For each line below that contains the string "example", copy that line.

* Start *

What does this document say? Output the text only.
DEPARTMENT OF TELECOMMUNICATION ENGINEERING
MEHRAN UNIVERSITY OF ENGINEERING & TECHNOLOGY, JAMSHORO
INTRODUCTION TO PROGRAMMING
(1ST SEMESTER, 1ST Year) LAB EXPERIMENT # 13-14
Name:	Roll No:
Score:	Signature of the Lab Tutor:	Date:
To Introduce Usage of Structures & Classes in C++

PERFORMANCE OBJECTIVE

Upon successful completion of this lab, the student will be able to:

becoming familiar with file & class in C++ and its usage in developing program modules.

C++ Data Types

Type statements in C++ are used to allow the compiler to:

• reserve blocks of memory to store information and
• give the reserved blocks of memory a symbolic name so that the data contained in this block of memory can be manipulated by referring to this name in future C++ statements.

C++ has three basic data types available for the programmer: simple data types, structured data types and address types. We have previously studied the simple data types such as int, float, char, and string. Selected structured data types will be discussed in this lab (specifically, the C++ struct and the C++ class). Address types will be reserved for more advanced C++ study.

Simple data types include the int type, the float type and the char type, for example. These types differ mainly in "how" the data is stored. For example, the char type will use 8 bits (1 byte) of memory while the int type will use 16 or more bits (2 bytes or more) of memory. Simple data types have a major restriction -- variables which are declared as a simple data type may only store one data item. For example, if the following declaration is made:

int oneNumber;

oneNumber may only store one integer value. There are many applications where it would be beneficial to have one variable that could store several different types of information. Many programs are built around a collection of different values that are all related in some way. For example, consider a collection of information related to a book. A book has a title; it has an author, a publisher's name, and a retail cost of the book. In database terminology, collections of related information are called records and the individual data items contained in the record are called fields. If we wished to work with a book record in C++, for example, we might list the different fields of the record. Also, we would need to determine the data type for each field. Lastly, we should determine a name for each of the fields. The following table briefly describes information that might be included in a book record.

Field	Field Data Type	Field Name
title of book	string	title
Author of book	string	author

* End *
* Start *

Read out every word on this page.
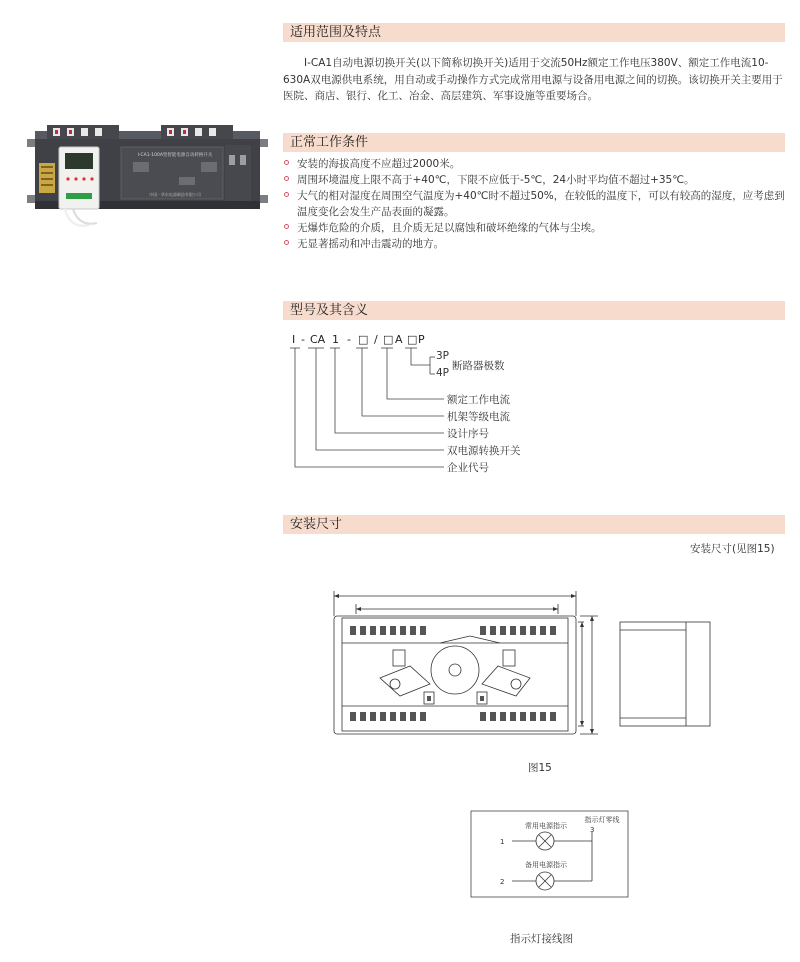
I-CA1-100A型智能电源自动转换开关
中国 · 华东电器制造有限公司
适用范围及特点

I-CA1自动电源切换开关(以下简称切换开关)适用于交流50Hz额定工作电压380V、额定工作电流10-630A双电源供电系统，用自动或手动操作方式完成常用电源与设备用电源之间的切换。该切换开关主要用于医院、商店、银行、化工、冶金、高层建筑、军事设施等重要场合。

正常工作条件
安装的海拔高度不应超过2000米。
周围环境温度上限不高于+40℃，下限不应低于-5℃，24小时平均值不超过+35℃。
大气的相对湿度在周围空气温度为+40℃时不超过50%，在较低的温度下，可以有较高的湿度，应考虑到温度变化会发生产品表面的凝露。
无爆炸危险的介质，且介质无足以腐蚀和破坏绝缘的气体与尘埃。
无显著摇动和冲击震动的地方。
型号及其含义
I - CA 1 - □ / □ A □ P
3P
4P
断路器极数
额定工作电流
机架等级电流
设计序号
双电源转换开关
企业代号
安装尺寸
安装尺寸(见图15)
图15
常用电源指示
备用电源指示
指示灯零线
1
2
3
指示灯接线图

* End *

§ **Solution**
Simple data types include the int type, the float type and the char type, for example. These types differ mainly in "how" the data is stored. For example, the char type will use 8 bits (1 byte) of memory while the int type will use 16 or more bits (2 bytes or more) of memory. Simple data types have a major restriction -- variables which are declared as a simple data type may only store one data item. For example, if the following declaration is made:
oneNumber may only store one integer value. There are many applications where it would be beneficial to have one variable that could store several different types of information. Many programs are built around a collection of different values that are all related in some way. For example, consider a collection of information related to a book. A book has a title; it has an author, a publisher's name, and a retail cost of the book. In database terminology, collections of related information are called records and the individual data items contained in the record are called fields. If we wished to work with a book record in C++, for example, we might list the different fields of the record. Also, we would need to determine the data type for each field. Lastly, we should determine a name for each of the fields. The following table briefly describes information that might be included in a book record.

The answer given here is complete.